→ **What is asked**: All entries below need to be written out exactly, but without their pictures.

------------------------------------

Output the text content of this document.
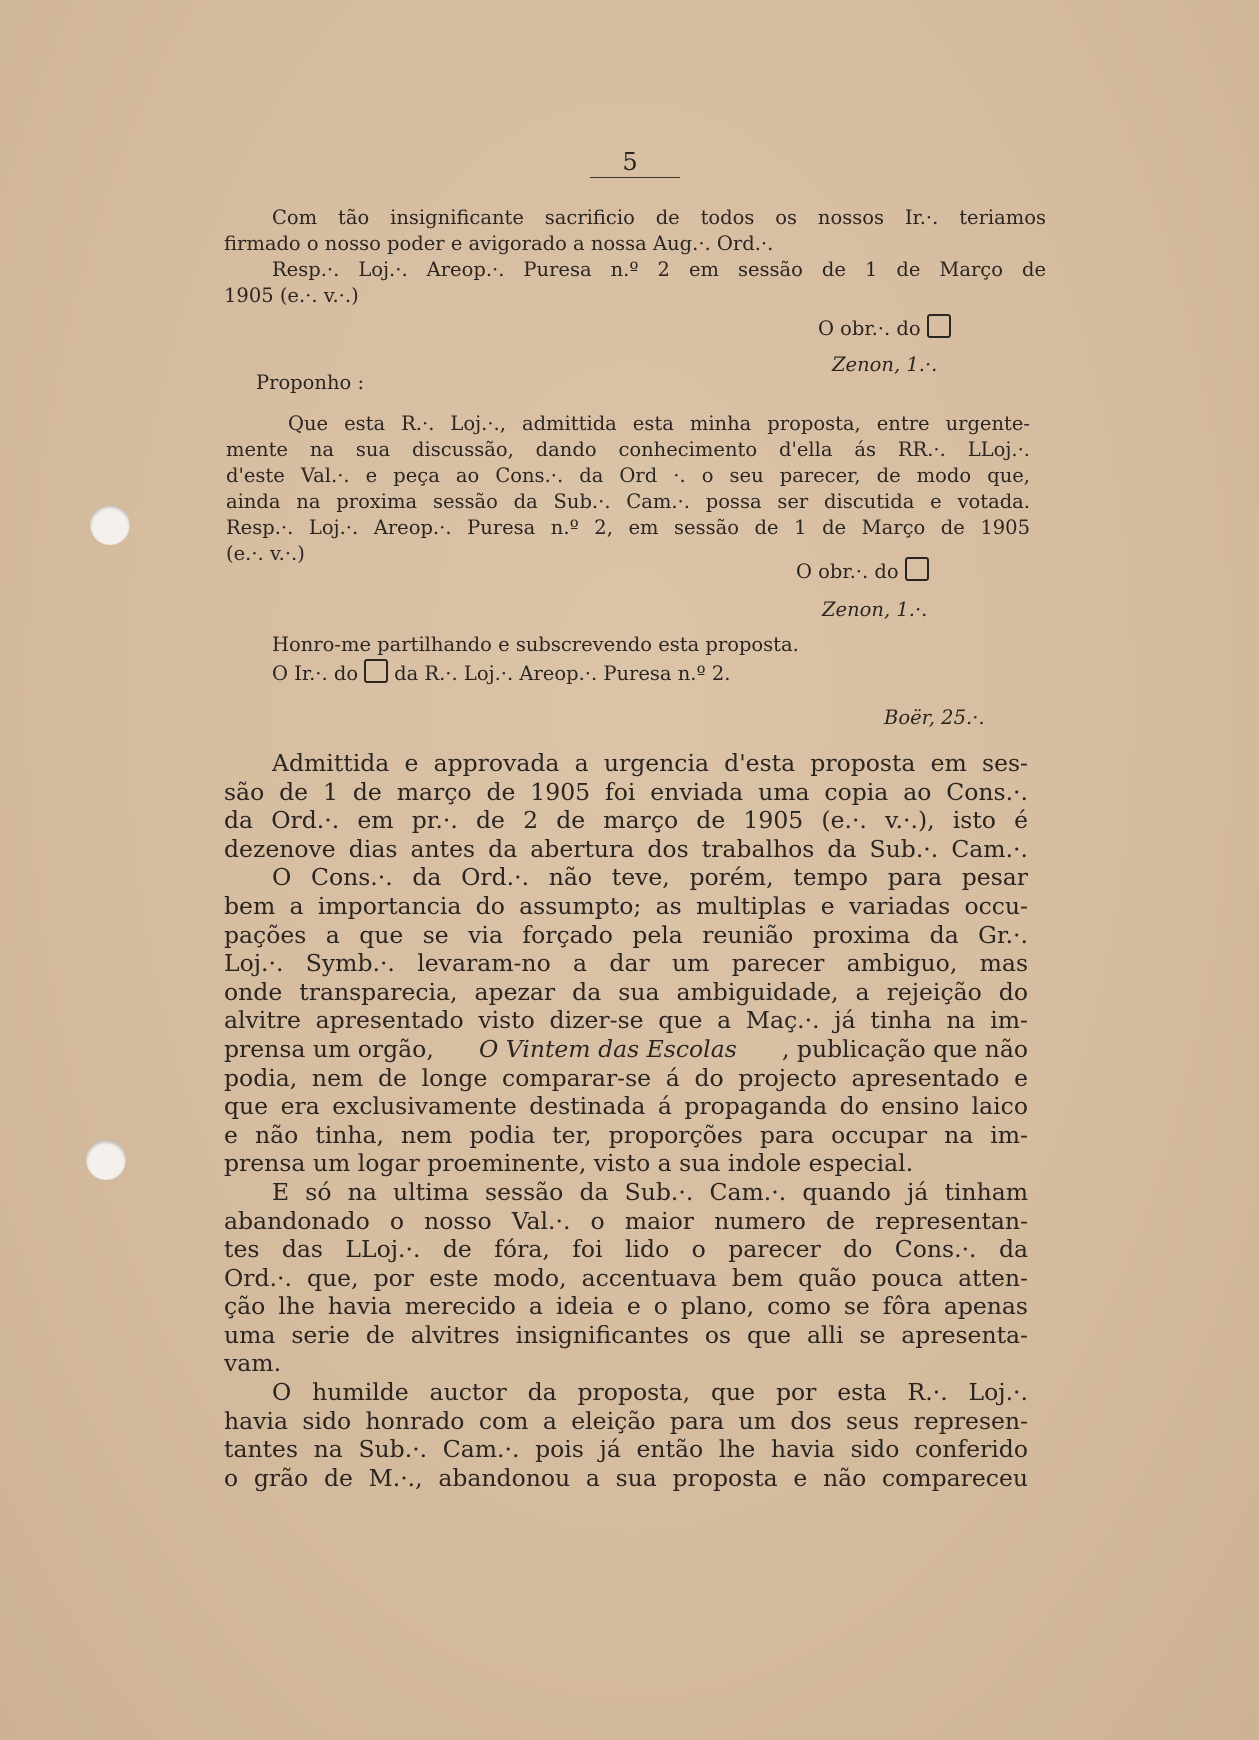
5
Com tão insignificante sacrificio de todos os nossos Ir.·. teriamos
firmado o nosso poder e avigorado a nossa Aug.·. Ord.·.
Resp.·. Loj.·. Areop.·. Puresa n.º 2 em sessão de 1 de Março de
1905 (e.·. v.·.)
O obr.·. do
Zenon, 1.·.
Proponho :
Que esta R.·. Loj.·., admittida esta minha proposta, entre urgente-
mente na sua discussão, dando conhecimento d'ella ás RR.·. LLoj.·.
d'este Val.·. e peça ao Cons.·. da Ord ·. o seu parecer, de modo que,
ainda na proxima sessão da Sub.·. Cam.·. possa ser discutida e votada.
Resp.·. Loj.·. Areop.·. Puresa n.º 2, em sessão de 1 de Março de 1905
(e.·. v.·.)
O obr.·. do
Zenon, 1.·.
Honro-me partilhando e subscrevendo esta proposta.
O Ir.·. do da R.·. Loj.·. Areop.·. Puresa n.º 2.
Boër, 25.·.
Admittida e approvada a urgencia d'esta proposta em ses-
são de 1 de março de 1905 foi enviada uma copia ao Cons.·.
da Ord.·. em pr.·. de 2 de março de 1905 (e.·. v.·.), isto é
dezenove dias antes da abertura dos trabalhos da Sub.·. Cam.·.
O Cons.·. da Ord.·. não teve, porém, tempo para pesar
bem a importancia do assumpto; as multiplas e variadas occu-
pações a que se via forçado pela reunião proxima da Gr.·.
Loj.·. Symb.·. levaram-no a dar um parecer ambiguo, mas
onde transparecia, apezar da sua ambiguidade, a rejeição do
alvitre apresentado visto dizer-se que a Maç.·. já tinha na im-
prensa um orgão, O Vintem das Escolas , publicação que não
podia, nem de longe comparar-se á do projecto apresentado e
que era exclusivamente destinada á propaganda do ensino laico
e não tinha, nem podia ter, proporções para occupar na im-
prensa um logar proeminente, visto a sua indole especial.
E só na ultima sessão da Sub.·. Cam.·. quando já tinham
abandonado o nosso Val.·. o maior numero de representan-
tes das LLoj.·. de fóra, foi lido o parecer do Cons.·. da
Ord.·. que, por este modo, accentuava bem quão pouca atten-
ção lhe havia merecido a ideia e o plano, como se fôra apenas
uma serie de alvitres insignificantes os que alli se apresenta-
vam.
O humilde auctor da proposta, que por esta R.·. Loj.·.
havia sido honrado com a eleição para um dos seus represen-
tantes na Sub.·. Cam.·. pois já então lhe havia sido conferido
o grão de M.·., abandonou a sua proposta e não compareceu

------------------------------------

→ **Written solution**:
Output the text content of this document.
5
Com tão insignificante sacrificio de todos os nossos Ir.·. teriamos
firmado o nosso poder e avigorado a nossa Aug.·. Ord.·.
Resp.·. Loj.·. Areop.·. Puresa n.º 2 em sessão de 1 de Março de
1905 (e.·. v.·.)
O obr.·. do
Zenon, 1.·.
Proponho :
Que esta R.·. Loj.·., admittida esta minha proposta, entre urgente-
mente na sua discussão, dando conhecimento d'ella ás RR.·. LLoj.·.
d'este Val.·. e peça ao Cons.·. da Ord ·. o seu parecer, de modo que,
ainda na proxima sessão da Sub.·. Cam.·. possa ser discutida e votada.
Resp.·. Loj.·. Areop.·. Puresa n.º 2, em sessão de 1 de Março de 1905
(e.·. v.·.)
O obr.·. do
Zenon, 1.·.
Honro-me partilhando e subscrevendo esta proposta.
O Ir.·. do da R.·. Loj.·. Areop.·. Puresa n.º 2.
Boër, 25.·.
Admittida e approvada a urgencia d'esta proposta em ses-
são de 1 de março de 1905 foi enviada uma copia ao Cons.·.
da Ord.·. em pr.·. de 2 de março de 1905 (e.·. v.·.), isto é
dezenove dias antes da abertura dos trabalhos da Sub.·. Cam.·.
O Cons.·. da Ord.·. não teve, porém, tempo para pesar
bem a importancia do assumpto; as multiplas e variadas occu-
pações a que se via forçado pela reunião proxima da Gr.·.
Loj.·. Symb.·. levaram-no a dar um parecer ambiguo, mas
onde transparecia, apezar da sua ambiguidade, a rejeição do
alvitre apresentado visto dizer-se que a Maç.·. já tinha na im-
prensa um orgão, O Vintem das Escolas , publicação que não
podia, nem de longe comparar-se á do projecto apresentado e
que era exclusivamente destinada á propaganda do ensino laico
e não tinha, nem podia ter, proporções para occupar na im-
prensa um logar proeminente, visto a sua indole especial.
E só na ultima sessão da Sub.·. Cam.·. quando já tinham
abandonado o nosso Val.·. o maior numero de representan-
tes das LLoj.·. de fóra, foi lido o parecer do Cons.·. da
Ord.·. que, por este modo, accentuava bem quão pouca atten-
ção lhe havia merecido a ideia e o plano, como se fôra apenas
uma serie de alvitres insignificantes os que alli se apresenta-
vam.
O humilde auctor da proposta, que por esta R.·. Loj.·.
havia sido honrado com a eleição para um dos seus represen-
tantes na Sub.·. Cam.·. pois já então lhe havia sido conferido
o grão de M.·., abandonou a sua proposta e não compareceu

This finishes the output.